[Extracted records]
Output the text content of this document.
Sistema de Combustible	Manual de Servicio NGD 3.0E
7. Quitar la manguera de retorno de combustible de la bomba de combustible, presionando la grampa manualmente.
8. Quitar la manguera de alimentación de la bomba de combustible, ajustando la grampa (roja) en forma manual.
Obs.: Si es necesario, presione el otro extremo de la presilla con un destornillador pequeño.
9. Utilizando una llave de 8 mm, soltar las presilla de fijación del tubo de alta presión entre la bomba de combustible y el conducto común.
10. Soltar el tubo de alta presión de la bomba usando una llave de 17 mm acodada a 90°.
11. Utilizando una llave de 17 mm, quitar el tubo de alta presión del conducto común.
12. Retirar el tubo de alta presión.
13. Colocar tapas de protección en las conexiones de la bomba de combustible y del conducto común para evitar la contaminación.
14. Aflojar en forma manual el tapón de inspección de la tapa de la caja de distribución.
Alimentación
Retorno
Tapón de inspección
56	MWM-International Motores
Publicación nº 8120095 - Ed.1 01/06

## [REQUIRED WORK]
Set down the listing in full, keeping every word exactly as it is.

## [THE OUTPUT]
Output the text content of this document.
Sistema de Combustible	Manual de Servicio NGD 3.0E
7. Quitar la manguera de retorno de combustible de la bomba de combustible, presionando la grampa manualmente.
8. Quitar la manguera de alimentación de la bomba de combustible, ajustando la grampa (roja) en forma manual.
Obs.: Si es necesario, presione el otro extremo de la presilla con un destornillador pequeño.
9. Utilizando una llave de 8 mm, soltar las presilla de fijación del tubo de alta presión entre la bomba de combustible y el conducto común.
10. Soltar el tubo de alta presión de la bomba usando una llave de 17 mm acodada a 90°.
11. Utilizando una llave de 17 mm, quitar el tubo de alta presión del conducto común.
12. Retirar el tubo de alta presión.
13. Colocar tapas de protección en las conexiones de la bomba de combustible y del conducto común para evitar la contaminación.
14. Aflojar en forma manual el tapón de inspección de la tapa de la caja de distribución.
Alimentación
Retorno
Tapón de inspección
56	MWM-International Motores
Publicación nº 8120095 - Ed.1 01/06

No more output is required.